[BEGIN]
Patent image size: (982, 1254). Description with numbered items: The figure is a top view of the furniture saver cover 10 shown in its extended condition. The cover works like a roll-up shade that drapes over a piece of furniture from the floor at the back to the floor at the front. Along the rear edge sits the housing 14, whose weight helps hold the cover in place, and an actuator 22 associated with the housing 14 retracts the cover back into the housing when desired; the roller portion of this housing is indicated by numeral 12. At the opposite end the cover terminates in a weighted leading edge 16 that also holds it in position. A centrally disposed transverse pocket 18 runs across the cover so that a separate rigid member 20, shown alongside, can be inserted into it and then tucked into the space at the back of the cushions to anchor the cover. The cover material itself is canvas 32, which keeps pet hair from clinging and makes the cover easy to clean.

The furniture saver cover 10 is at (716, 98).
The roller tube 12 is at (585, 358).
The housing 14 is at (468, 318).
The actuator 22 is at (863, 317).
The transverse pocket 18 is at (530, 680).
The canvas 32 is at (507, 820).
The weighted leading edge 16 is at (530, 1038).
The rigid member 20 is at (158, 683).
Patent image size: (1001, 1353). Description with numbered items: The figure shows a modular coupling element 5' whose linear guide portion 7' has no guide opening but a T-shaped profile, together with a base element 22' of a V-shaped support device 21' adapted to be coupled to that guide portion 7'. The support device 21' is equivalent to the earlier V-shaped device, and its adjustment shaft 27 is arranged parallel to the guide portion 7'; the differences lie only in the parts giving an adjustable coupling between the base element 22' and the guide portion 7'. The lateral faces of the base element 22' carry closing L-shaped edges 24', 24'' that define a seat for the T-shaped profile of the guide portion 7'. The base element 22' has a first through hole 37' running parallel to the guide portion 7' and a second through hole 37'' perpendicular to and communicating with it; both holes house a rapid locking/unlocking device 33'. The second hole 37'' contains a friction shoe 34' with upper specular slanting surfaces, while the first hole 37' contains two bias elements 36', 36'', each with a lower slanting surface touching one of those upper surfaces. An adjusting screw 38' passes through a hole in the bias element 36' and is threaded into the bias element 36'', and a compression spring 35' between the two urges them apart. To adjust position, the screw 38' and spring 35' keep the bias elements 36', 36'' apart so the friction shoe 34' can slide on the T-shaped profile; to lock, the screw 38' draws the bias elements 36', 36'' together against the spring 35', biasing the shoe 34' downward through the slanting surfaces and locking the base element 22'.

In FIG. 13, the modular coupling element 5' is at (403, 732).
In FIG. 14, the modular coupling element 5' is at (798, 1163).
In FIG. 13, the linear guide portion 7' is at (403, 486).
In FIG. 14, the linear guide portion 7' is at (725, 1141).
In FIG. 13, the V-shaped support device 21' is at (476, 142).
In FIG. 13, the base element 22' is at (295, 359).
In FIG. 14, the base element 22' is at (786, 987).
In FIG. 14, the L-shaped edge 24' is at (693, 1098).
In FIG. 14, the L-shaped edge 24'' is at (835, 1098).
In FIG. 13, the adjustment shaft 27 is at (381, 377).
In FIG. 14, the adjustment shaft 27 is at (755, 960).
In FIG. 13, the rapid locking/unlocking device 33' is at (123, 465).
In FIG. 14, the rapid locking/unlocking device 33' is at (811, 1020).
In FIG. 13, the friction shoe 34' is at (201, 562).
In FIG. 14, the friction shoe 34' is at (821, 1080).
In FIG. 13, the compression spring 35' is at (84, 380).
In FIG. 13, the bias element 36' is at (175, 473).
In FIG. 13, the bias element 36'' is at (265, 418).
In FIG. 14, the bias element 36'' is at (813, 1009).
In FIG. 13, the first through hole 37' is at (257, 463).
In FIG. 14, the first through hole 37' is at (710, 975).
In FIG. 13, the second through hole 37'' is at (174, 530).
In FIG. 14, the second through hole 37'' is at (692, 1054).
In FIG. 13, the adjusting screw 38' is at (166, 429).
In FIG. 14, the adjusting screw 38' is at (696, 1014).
[END]
## Task goal
Copy out all of the lines above word for word, without changing anything.

## Right answer
Patent image size: (982, 1254). Description with numbered items: The figure is a top view of the furniture saver cover 10 shown in its extended condition. The cover works like a roll-up shade that drapes over a piece of furniture from the floor at the back to the floor at the front. Along the rear edge sits the housing 14, whose weight helps hold the cover in place, and an actuator 22 associated with the housing 14 retracts the cover back into the housing when desired; the roller portion of this housing is indicated by numeral 12. At the opposite end the cover terminates in a weighted leading edge 16 that also holds it in position. A centrally disposed transverse pocket 18 runs across the cover so that a separate rigid member 20, shown alongside, can be inserted into it and then tucked into the space at the back of the cushions to anchor the cover. The cover material itself is canvas 32, which keeps pet hair from clinging and makes the cover easy to clean.

The furniture saver cover 10 is at (716, 98).
The roller tube 12 is at (585, 358).
The housing 14 is at (468, 318).
The actuator 22 is at (863, 317).
The transverse pocket 18 is at (530, 680).
The canvas 32 is at (507, 820).
The weighted leading edge 16 is at (530, 1038).
The rigid member 20 is at (158, 683).
Patent image size: (1001, 1353). Description with numbered items: The figure shows a modular coupling element 5' whose linear guide portion 7' has no guide opening but a T-shaped profile, together with a base element 22' of a V-shaped support device 21' adapted to be coupled to that guide portion 7'. The support device 21' is equivalent to the earlier V-shaped device, and its adjustment shaft 27 is arranged parallel to the guide portion 7'; the differences lie only in the parts giving an adjustable coupling between the base element 22' and the guide portion 7'. The lateral faces of the base element 22' carry closing L-shaped edges 24', 24'' that define a seat for the T-shaped profile of the guide portion 7'. The base element 22' has a first through hole 37' running parallel to the guide portion 7' and a second through hole 37'' perpendicular to and communicating with it; both holes house a rapid locking/unlocking device 33'. The second hole 37'' contains a friction shoe 34' with upper specular slanting surfaces, while the first hole 37' contains two bias elements 36', 36'', each with a lower slanting surface touching one of those upper surfaces. An adjusting screw 38' passes through a hole in the bias element 36' and is threaded into the bias element 36'', and a compression spring 35' between the two urges them apart. To adjust position, the screw 38' and spring 35' keep the bias elements 36', 36'' apart so the friction shoe 34' can slide on the T-shaped profile; to lock, the screw 38' draws the bias elements 36', 36'' together against the spring 35', biasing the shoe 34' downward through the slanting surfaces and locking the base element 22'.

In FIG. 13, the modular coupling element 5' is at (403, 732).
In FIG. 14, the modular coupling element 5' is at (798, 1163).
In FIG. 13, the linear guide portion 7' is at (403, 486).
In FIG. 14, the linear guide portion 7' is at (725, 1141).
In FIG. 13, the V-shaped support device 21' is at (476, 142).
In FIG. 13, the base element 22' is at (295, 359).
In FIG. 14, the base element 22' is at (786, 987).
In FIG. 14, the L-shaped edge 24' is at (693, 1098).
In FIG. 14, the L-shaped edge 24'' is at (835, 1098).
In FIG. 13, the adjustment shaft 27 is at (381, 377).
In FIG. 14, the adjustment shaft 27 is at (755, 960).
In FIG. 13, the rapid locking/unlocking device 33' is at (123, 465).
In FIG. 14, the rapid locking/unlocking device 33' is at (811, 1020).
In FIG. 13, the friction shoe 34' is at (201, 562).
In FIG. 14, the friction shoe 34' is at (821, 1080).
In FIG. 13, the compression spring 35' is at (84, 380).
In FIG. 13, the bias element 36' is at (175, 473).
In FIG. 13, the bias element 36'' is at (265, 418).
In FIG. 14, the bias element 36'' is at (813, 1009).
In FIG. 13, the first through hole 37' is at (257, 463).
In FIG. 14, the first through hole 37' is at (710, 975).
In FIG. 13, the second through hole 37'' is at (174, 530).
In FIG. 14, the second through hole 37'' is at (692, 1054).
In FIG. 13, the adjusting screw 38' is at (166, 429).
In FIG. 14, the adjusting screw 38' is at (696, 1014).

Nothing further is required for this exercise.